_WHAT THIS TASK INVOLVES_. Below are records to repeat exactly. Omit the pictures from the copy.

_Data excerpts_.

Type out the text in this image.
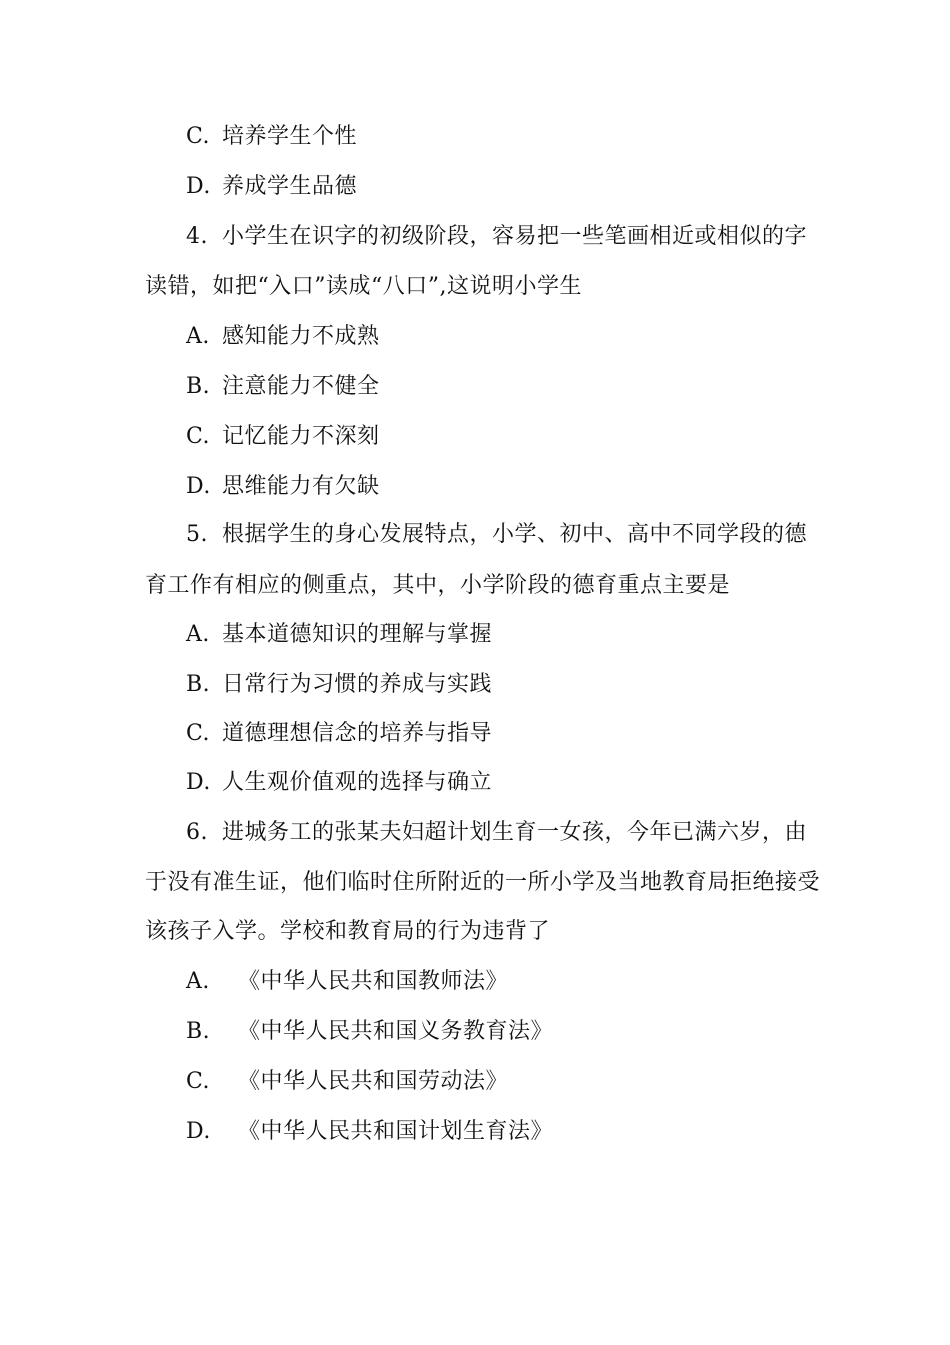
C. 培养学生个性
D. 养成学生品德
4. 小学生在识字的初级阶段，容易把一些笔画相近或相似的字
读错，如把“入口”读成“八口”,这说明小学生
A. 感知能力不成熟
B. 注意能力不健全
C. 记忆能力不深刻
D. 思维能力有欠缺
5. 根据学生的身心发展特点，小学、初中、高中不同学段的德
育工作有相应的侧重点，其中，小学阶段的德育重点主要是
A. 基本道德知识的理解与掌握
B. 日常行为习惯的养成与实践
C. 道德理想信念的培养与指导
D. 人生观价值观的选择与确立
6. 进城务工的张某夫妇超计划生育一女孩，今年已满六岁，由
于没有准生证，他们临时住所附近的一所小学及当地教育局拒绝接受
该孩子入学。学校和教育局的行为违背了
A. 《中华人民共和国教师法》
B. 《中华人民共和国义务教育法》
C. 《中华人民共和国劳动法》
D. 《中华人民共和国计划生育法》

_TASK SOLUTION_.
Type out the text in this image.
C. 培养学生个性
D. 养成学生品德
4. 小学生在识字的初级阶段，容易把一些笔画相近或相似的字
读错，如把“入口”读成“八口”,这说明小学生
A. 感知能力不成熟
B. 注意能力不健全
C. 记忆能力不深刻
D. 思维能力有欠缺
5. 根据学生的身心发展特点，小学、初中、高中不同学段的德
育工作有相应的侧重点，其中，小学阶段的德育重点主要是
A. 基本道德知识的理解与掌握
B. 日常行为习惯的养成与实践
C. 道德理想信念的培养与指导
D. 人生观价值观的选择与确立
6. 进城务工的张某夫妇超计划生育一女孩，今年已满六岁，由
于没有准生证，他们临时住所附近的一所小学及当地教育局拒绝接受
该孩子入学。学校和教育局的行为违背了
A. 《中华人民共和国教师法》
B. 《中华人民共和国义务教育法》
C. 《中华人民共和国劳动法》
D. 《中华人民共和国计划生育法》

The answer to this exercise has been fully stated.